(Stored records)
======
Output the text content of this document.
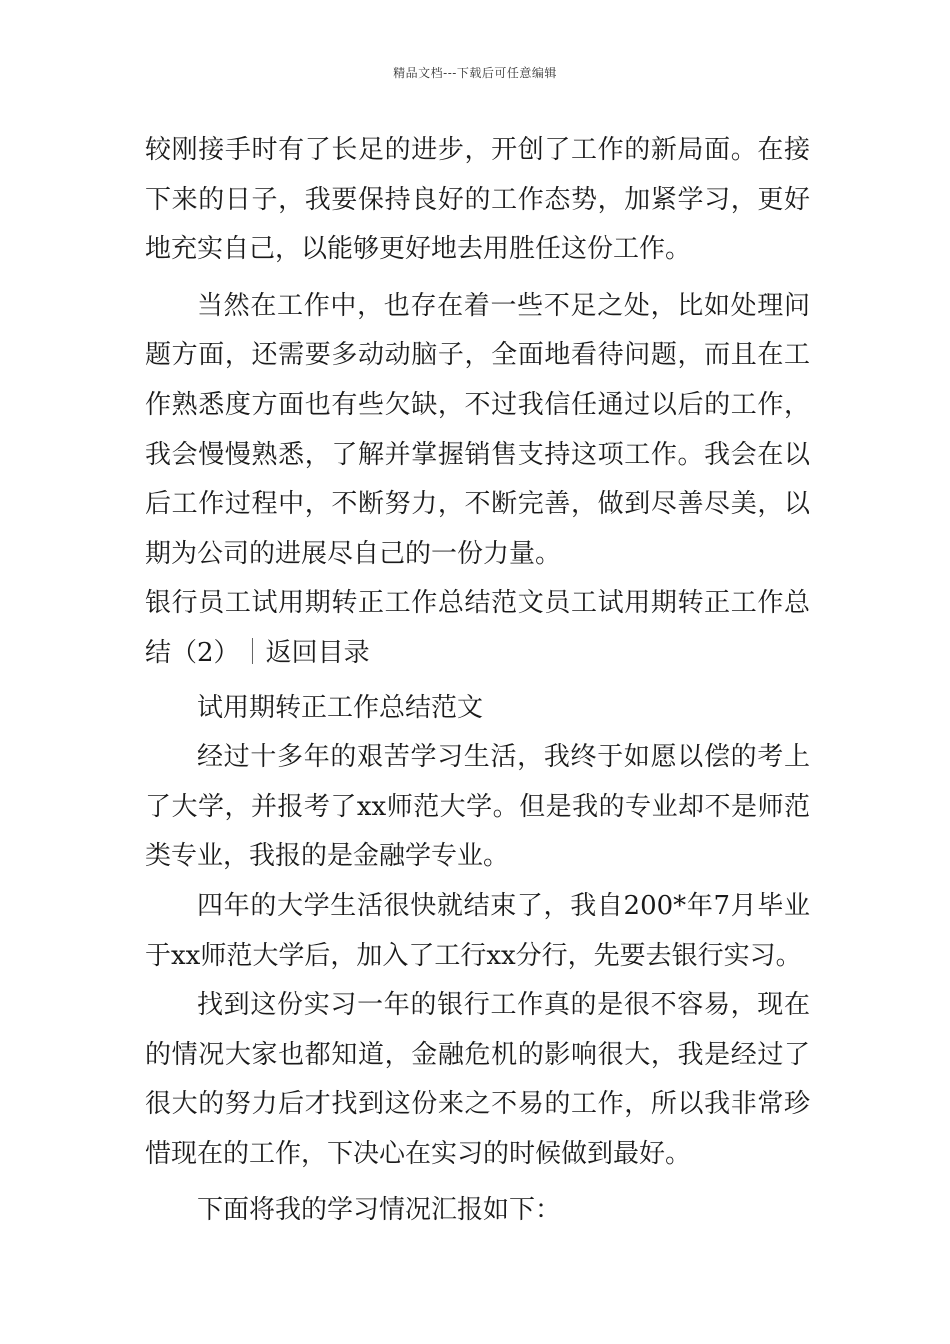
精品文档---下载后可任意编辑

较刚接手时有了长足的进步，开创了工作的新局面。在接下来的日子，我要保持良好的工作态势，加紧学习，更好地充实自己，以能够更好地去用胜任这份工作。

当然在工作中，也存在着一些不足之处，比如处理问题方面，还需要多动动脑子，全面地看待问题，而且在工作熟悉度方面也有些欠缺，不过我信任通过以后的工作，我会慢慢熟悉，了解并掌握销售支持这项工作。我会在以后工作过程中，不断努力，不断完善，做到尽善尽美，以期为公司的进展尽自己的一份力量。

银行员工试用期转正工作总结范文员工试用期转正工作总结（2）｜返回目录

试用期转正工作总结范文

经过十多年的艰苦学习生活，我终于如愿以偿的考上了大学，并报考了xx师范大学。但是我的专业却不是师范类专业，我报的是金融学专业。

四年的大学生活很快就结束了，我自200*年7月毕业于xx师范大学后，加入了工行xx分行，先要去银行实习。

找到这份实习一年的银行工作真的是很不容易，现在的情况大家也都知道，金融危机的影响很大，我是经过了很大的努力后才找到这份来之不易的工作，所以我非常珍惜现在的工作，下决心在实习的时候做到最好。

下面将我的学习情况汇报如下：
======
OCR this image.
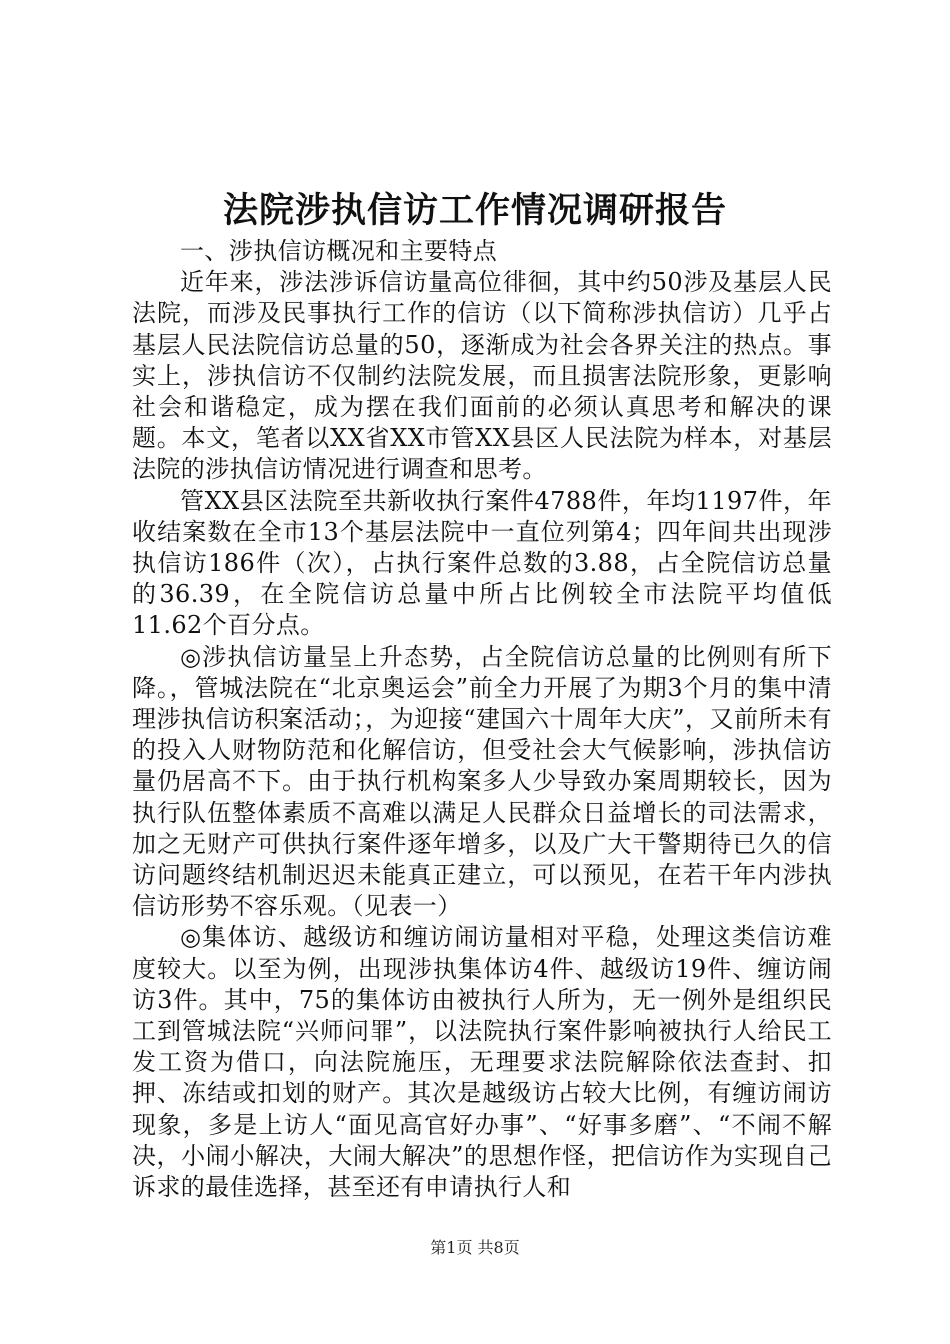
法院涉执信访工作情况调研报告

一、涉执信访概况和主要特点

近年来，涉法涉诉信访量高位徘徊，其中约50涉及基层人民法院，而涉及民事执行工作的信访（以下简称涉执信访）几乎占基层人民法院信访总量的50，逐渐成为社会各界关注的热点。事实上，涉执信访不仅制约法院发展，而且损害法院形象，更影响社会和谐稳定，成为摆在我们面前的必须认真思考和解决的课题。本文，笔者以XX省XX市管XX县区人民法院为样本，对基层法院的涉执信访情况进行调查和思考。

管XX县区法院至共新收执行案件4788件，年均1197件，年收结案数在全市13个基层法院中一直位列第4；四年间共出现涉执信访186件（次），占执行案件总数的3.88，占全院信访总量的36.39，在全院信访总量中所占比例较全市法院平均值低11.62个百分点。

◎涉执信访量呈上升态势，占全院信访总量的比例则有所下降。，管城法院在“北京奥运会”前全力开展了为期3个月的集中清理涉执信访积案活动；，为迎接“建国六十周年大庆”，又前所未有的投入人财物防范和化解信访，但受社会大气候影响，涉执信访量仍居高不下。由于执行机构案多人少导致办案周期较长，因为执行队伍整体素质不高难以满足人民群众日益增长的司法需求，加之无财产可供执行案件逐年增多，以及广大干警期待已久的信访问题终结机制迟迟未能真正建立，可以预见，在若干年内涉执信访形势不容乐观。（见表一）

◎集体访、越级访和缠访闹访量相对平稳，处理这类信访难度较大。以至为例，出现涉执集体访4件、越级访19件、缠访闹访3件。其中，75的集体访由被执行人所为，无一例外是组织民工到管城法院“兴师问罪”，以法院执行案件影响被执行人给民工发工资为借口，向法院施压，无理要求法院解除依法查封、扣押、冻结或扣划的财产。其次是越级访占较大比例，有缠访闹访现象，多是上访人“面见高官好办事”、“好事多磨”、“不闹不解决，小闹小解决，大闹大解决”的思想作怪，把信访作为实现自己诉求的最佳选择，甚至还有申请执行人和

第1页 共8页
======
▶ _DESCRIPTION OF THE TASK_
Extract, from the listing above, every line where the string "this" occurs.

▶ _ANSWER BELOW_
Output the text content of this document.
OCR this image.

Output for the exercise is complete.